Task prompt – In full and without alteration, give the listing again.

** START **

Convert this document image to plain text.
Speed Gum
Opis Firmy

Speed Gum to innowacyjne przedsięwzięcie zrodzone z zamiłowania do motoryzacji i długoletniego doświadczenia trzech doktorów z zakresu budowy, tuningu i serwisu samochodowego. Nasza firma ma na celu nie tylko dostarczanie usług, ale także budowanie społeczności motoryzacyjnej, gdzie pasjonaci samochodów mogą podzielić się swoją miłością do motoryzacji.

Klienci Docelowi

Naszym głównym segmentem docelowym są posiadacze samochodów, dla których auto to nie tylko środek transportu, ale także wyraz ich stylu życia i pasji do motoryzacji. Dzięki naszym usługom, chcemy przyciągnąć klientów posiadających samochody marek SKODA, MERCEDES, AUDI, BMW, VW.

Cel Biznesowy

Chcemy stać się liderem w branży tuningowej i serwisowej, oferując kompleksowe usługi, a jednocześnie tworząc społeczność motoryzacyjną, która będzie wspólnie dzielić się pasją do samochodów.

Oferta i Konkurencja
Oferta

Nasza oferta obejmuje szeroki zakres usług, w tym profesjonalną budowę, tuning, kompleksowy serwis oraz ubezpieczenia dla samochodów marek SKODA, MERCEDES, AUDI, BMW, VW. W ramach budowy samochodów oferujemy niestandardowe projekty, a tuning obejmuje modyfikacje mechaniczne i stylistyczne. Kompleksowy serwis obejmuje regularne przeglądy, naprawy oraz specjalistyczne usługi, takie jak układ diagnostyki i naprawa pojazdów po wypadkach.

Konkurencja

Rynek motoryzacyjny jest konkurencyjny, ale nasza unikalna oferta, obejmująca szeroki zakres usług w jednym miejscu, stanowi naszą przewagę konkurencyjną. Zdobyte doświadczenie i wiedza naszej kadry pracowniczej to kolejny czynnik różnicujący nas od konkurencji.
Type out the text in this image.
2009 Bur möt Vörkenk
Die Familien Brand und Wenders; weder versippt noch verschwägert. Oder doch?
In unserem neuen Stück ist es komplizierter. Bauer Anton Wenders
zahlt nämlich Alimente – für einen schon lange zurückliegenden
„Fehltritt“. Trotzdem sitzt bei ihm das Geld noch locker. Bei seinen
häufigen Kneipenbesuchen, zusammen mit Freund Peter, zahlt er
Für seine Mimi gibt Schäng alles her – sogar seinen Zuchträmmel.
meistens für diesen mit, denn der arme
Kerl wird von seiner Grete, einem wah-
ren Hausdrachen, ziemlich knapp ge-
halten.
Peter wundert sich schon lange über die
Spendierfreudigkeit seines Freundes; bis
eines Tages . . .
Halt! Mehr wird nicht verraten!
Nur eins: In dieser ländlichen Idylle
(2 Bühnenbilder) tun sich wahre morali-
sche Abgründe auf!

** END **

Result below –
Convert this document image to plain text.
Speed Gum
Opis Firmy

Speed Gum to innowacyjne przedsięwzięcie zrodzone z zamiłowania do motoryzacji i długoletniego doświadczenia trzech doktorów z zakresu budowy, tuningu i serwisu samochodowego. Nasza firma ma na celu nie tylko dostarczanie usług, ale także budowanie społeczności motoryzacyjnej, gdzie pasjonaci samochodów mogą podzielić się swoją miłością do motoryzacji.

Klienci Docelowi

Naszym głównym segmentem docelowym są posiadacze samochodów, dla których auto to nie tylko środek transportu, ale także wyraz ich stylu życia i pasji do motoryzacji. Dzięki naszym usługom, chcemy przyciągnąć klientów posiadających samochody marek SKODA, MERCEDES, AUDI, BMW, VW.

Cel Biznesowy

Chcemy stać się liderem w branży tuningowej i serwisowej, oferując kompleksowe usługi, a jednocześnie tworząc społeczność motoryzacyjną, która będzie wspólnie dzielić się pasją do samochodów.

Oferta i Konkurencja
Oferta

Nasza oferta obejmuje szeroki zakres usług, w tym profesjonalną budowę, tuning, kompleksowy serwis oraz ubezpieczenia dla samochodów marek SKODA, MERCEDES, AUDI, BMW, VW. W ramach budowy samochodów oferujemy niestandardowe projekty, a tuning obejmuje modyfikacje mechaniczne i stylistyczne. Kompleksowy serwis obejmuje regularne przeglądy, naprawy oraz specjalistyczne usługi, takie jak układ diagnostyki i naprawa pojazdów po wypadkach.

Konkurencja

Rynek motoryzacyjny jest konkurencyjny, ale nasza unikalna oferta, obejmująca szeroki zakres usług w jednym miejscu, stanowi naszą przewagę konkurencyjną. Zdobyte doświadczenie i wiedza naszej kadry pracowniczej to kolejny czynnik różnicujący nas od konkurencji.
Type out the text in this image.
2009 Bur möt Vörkenk
Die Familien Brand und Wenders; weder versippt noch verschwägert. Oder doch?
In unserem neuen Stück ist es komplizierter. Bauer Anton Wenders
zahlt nämlich Alimente – für einen schon lange zurückliegenden
„Fehltritt“. Trotzdem sitzt bei ihm das Geld noch locker. Bei seinen
häufigen Kneipenbesuchen, zusammen mit Freund Peter, zahlt er
Für seine Mimi gibt Schäng alles her – sogar seinen Zuchträmmel.
meistens für diesen mit, denn der arme
Kerl wird von seiner Grete, einem wah-
ren Hausdrachen, ziemlich knapp ge-
halten.
Peter wundert sich schon lange über die
Spendierfreudigkeit seines Freundes; bis
eines Tages . . .
Halt! Mehr wird nicht verraten!
Nur eins: In dieser ländlichen Idylle
(2 Bühnenbilder) tun sich wahre morali-
sche Abgründe auf!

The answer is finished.